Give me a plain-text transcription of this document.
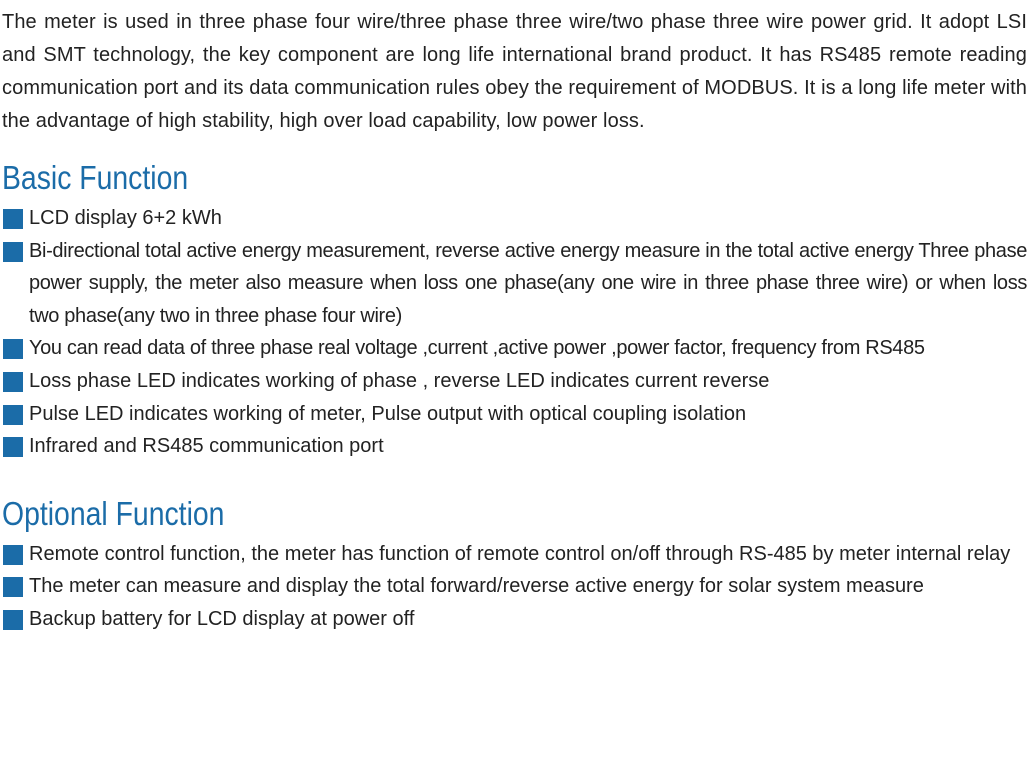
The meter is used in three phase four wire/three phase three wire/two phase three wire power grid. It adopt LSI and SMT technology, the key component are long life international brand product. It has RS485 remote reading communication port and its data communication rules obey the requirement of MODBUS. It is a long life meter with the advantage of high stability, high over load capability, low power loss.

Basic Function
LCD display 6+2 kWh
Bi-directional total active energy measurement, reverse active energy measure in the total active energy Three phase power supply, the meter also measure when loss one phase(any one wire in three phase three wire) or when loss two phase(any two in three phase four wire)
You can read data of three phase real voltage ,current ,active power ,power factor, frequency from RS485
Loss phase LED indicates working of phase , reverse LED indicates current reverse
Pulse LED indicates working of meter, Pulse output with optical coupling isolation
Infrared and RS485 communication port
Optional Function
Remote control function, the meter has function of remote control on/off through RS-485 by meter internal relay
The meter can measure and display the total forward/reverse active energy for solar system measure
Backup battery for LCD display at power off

☆ ☆ ☆ ☆ ☆

• [Written exercise] Every entry should be returned exactly as written, minus the pictures.

• [Correct answer]
Give me a plain-text transcription of this document.
The meter is used in three phase four wire/three phase three wire/two phase three wire power grid. It adopt LSI and SMT technology, the key component are long life international brand product. It has RS485 remote reading communication port and its data communication rules obey the requirement of MODBUS. It is a long life meter with the advantage of high stability, high over load capability, low power loss.

Basic Function
LCD display 6+2 kWh
Bi-directional total active energy measurement, reverse active energy measure in the total active energy Three phase power supply, the meter also measure when loss one phase(any one wire in three phase three wire) or when loss two phase(any two in three phase four wire)
You can read data of three phase real voltage ,current ,active power ,power factor, frequency from RS485
Loss phase LED indicates working of phase , reverse LED indicates current reverse
Pulse LED indicates working of meter, Pulse output with optical coupling isolation
Infrared and RS485 communication port
Optional Function
Remote control function, the meter has function of remote control on/off through RS-485 by meter internal relay
The meter can measure and display the total forward/reverse active energy for solar system measure
Backup battery for LCD display at power off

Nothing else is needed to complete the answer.